→ **PROVIDED MATERIAL**
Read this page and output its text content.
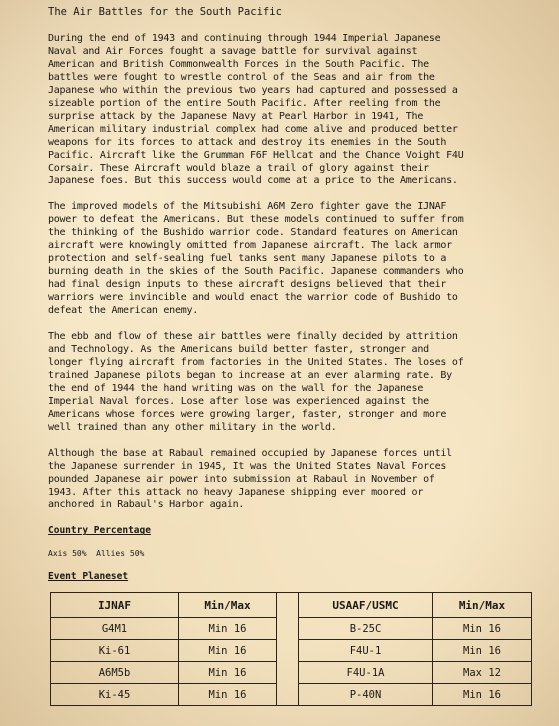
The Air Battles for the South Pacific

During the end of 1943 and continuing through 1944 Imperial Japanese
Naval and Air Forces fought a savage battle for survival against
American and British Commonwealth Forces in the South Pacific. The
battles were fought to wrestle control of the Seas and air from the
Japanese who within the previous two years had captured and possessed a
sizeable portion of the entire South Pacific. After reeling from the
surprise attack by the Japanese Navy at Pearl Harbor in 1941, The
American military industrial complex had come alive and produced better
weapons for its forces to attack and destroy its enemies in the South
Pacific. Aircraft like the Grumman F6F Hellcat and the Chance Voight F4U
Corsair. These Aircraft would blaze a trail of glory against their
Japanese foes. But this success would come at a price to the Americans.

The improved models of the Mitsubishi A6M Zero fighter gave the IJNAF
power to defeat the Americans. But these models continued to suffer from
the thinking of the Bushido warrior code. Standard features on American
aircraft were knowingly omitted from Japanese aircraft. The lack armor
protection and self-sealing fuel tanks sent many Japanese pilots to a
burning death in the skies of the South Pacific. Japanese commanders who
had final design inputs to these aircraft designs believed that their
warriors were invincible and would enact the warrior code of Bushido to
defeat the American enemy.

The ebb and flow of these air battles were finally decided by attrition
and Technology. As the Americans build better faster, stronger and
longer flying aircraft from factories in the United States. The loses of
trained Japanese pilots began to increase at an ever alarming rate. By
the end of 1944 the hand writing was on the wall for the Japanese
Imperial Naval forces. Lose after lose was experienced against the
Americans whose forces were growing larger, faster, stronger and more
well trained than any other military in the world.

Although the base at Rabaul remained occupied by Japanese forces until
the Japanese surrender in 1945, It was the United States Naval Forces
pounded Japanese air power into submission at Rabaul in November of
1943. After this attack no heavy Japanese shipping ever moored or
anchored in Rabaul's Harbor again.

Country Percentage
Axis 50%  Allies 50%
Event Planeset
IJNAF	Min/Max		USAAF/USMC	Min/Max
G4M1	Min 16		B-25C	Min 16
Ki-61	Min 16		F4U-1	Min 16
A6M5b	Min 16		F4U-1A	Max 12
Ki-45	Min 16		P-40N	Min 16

→ **TASK STATEMENT**
Go through the listing above and write it out again exactly, dropping the pictures.

→ **SOLUTION BELOW**
Read this page and output its text content.
The Air Battles for the South Pacific

During the end of 1943 and continuing through 1944 Imperial Japanese
Naval and Air Forces fought a savage battle for survival against
American and British Commonwealth Forces in the South Pacific. The
battles were fought to wrestle control of the Seas and air from the
Japanese who within the previous two years had captured and possessed a
sizeable portion of the entire South Pacific. After reeling from the
surprise attack by the Japanese Navy at Pearl Harbor in 1941, The
American military industrial complex had come alive and produced better
weapons for its forces to attack and destroy its enemies in the South
Pacific. Aircraft like the Grumman F6F Hellcat and the Chance Voight F4U
Corsair. These Aircraft would blaze a trail of glory against their
Japanese foes. But this success would come at a price to the Americans.

The improved models of the Mitsubishi A6M Zero fighter gave the IJNAF
power to defeat the Americans. But these models continued to suffer from
the thinking of the Bushido warrior code. Standard features on American
aircraft were knowingly omitted from Japanese aircraft. The lack armor
protection and self-sealing fuel tanks sent many Japanese pilots to a
burning death in the skies of the South Pacific. Japanese commanders who
had final design inputs to these aircraft designs believed that their
warriors were invincible and would enact the warrior code of Bushido to
defeat the American enemy.

The ebb and flow of these air battles were finally decided by attrition
and Technology. As the Americans build better faster, stronger and
longer flying aircraft from factories in the United States. The loses of
trained Japanese pilots began to increase at an ever alarming rate. By
the end of 1944 the hand writing was on the wall for the Japanese
Imperial Naval forces. Lose after lose was experienced against the
Americans whose forces were growing larger, faster, stronger and more
well trained than any other military in the world.

Although the base at Rabaul remained occupied by Japanese forces until
the Japanese surrender in 1945, It was the United States Naval Forces
pounded Japanese air power into submission at Rabaul in November of
1943. After this attack no heavy Japanese shipping ever moored or
anchored in Rabaul's Harbor again.

Country Percentage
Axis 50%  Allies 50%
Event Planeset
IJNAF	Min/Max		USAAF/USMC	Min/Max
G4M1	Min 16		B-25C	Min 16
Ki-61	Min 16		F4U-1	Min 16
A6M5b	Min 16		F4U-1A	Max 12
Ki-45	Min 16		P-40N	Min 16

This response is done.